THE EXERCISE:
How many lines in the listing below include the word "What"? Answer with the number and nothing else.

EXTRACTED MATERIAL:
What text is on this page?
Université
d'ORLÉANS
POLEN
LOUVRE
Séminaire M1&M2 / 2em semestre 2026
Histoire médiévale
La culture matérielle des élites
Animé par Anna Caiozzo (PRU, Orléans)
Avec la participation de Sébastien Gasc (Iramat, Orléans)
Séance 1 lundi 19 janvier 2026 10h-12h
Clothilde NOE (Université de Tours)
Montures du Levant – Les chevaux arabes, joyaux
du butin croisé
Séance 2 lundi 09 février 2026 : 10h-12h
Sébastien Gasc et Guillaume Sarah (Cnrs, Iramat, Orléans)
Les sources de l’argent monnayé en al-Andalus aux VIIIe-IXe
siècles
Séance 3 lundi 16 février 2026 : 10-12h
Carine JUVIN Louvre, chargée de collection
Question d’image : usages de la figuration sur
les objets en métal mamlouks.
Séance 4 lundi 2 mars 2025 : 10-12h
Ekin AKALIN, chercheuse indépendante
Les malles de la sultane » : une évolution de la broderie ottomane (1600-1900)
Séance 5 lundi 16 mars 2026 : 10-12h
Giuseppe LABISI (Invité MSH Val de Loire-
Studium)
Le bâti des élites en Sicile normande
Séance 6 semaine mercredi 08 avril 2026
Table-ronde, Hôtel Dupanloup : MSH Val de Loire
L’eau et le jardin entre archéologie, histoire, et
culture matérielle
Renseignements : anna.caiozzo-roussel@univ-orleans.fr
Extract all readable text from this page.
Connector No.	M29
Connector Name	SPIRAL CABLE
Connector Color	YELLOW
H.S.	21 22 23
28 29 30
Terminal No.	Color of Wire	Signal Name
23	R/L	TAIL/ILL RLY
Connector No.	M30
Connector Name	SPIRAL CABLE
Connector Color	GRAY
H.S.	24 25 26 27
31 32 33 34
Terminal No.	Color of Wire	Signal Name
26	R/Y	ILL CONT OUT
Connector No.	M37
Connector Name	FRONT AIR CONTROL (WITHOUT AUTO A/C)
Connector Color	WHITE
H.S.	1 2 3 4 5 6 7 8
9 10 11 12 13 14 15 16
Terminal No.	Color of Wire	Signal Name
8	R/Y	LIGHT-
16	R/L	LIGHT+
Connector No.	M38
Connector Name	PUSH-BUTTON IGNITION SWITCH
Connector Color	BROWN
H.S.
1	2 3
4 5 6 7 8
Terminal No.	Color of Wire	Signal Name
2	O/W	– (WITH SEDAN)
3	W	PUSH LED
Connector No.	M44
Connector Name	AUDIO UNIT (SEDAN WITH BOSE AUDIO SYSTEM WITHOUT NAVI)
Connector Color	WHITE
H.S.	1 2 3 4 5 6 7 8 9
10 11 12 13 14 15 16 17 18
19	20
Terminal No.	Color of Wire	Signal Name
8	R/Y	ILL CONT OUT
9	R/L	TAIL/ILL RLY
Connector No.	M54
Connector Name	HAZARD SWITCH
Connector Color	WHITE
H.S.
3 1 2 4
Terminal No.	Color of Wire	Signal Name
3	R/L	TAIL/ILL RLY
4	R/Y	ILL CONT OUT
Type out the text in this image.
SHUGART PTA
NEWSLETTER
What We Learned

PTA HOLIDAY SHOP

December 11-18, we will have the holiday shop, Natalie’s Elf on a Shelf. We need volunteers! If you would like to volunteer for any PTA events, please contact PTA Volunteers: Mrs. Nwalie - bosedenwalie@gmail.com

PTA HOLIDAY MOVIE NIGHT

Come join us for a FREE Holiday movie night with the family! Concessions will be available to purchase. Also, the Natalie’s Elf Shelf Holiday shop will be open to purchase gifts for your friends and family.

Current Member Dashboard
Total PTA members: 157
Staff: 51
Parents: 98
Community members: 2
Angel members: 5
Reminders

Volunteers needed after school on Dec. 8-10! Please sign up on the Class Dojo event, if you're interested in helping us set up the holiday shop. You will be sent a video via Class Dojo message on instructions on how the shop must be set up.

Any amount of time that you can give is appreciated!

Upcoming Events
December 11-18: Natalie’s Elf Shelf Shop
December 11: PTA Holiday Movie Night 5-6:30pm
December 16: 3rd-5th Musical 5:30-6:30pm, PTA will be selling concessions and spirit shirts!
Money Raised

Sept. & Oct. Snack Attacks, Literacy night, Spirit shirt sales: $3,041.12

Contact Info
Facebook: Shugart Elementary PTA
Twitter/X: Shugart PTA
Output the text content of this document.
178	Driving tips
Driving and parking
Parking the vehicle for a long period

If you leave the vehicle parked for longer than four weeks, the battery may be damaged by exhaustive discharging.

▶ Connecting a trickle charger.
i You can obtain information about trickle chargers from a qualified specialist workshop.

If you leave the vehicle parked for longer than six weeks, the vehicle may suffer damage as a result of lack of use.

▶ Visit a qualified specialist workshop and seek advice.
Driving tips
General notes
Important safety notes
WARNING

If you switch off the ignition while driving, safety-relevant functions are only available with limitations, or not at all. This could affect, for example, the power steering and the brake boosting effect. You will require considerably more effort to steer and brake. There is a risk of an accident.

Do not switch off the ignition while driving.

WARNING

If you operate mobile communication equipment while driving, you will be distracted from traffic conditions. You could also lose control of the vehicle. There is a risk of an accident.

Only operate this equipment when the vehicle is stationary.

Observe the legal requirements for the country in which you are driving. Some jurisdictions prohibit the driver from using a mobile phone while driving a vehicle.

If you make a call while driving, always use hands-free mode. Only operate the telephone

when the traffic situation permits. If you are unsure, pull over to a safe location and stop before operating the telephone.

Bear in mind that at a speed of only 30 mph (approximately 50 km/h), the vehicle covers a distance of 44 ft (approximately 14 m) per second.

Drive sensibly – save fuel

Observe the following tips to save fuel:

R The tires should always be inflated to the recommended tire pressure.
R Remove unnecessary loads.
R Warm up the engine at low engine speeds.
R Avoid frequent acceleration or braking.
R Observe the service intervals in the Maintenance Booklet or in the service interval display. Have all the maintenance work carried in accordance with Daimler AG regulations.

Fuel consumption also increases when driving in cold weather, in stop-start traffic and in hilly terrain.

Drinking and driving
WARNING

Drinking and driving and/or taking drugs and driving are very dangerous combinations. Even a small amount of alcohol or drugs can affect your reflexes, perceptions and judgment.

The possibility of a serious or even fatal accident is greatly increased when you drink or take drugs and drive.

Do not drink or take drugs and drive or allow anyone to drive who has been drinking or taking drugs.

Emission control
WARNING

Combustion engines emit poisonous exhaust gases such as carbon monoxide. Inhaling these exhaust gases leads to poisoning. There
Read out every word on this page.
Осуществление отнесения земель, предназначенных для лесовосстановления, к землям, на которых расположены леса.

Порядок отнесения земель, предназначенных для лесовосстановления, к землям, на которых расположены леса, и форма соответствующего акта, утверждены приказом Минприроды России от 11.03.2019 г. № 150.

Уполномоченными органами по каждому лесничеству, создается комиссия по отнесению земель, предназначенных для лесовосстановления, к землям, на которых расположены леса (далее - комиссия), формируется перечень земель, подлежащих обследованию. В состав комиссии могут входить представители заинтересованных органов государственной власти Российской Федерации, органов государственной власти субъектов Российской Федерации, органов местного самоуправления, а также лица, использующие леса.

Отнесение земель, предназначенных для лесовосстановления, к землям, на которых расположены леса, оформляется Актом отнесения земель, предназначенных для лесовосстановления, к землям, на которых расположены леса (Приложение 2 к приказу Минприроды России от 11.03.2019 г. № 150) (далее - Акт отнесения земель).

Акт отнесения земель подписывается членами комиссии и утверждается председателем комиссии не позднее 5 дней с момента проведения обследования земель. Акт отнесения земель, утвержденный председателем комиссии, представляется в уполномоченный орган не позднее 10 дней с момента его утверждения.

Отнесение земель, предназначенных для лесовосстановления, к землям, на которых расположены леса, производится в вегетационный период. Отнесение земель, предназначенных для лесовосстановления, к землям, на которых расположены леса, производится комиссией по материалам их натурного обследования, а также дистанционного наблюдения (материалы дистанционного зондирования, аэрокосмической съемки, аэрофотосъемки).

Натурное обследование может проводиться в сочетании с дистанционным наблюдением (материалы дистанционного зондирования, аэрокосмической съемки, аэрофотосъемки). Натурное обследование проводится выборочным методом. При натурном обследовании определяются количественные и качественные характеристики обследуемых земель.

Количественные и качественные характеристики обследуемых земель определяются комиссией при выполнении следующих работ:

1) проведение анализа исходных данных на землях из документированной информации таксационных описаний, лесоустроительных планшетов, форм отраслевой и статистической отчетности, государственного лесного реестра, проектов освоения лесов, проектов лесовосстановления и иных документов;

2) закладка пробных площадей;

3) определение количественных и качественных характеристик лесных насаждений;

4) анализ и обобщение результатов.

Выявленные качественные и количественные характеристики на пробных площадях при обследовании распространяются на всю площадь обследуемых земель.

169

WRITTEN RESPONSE:
2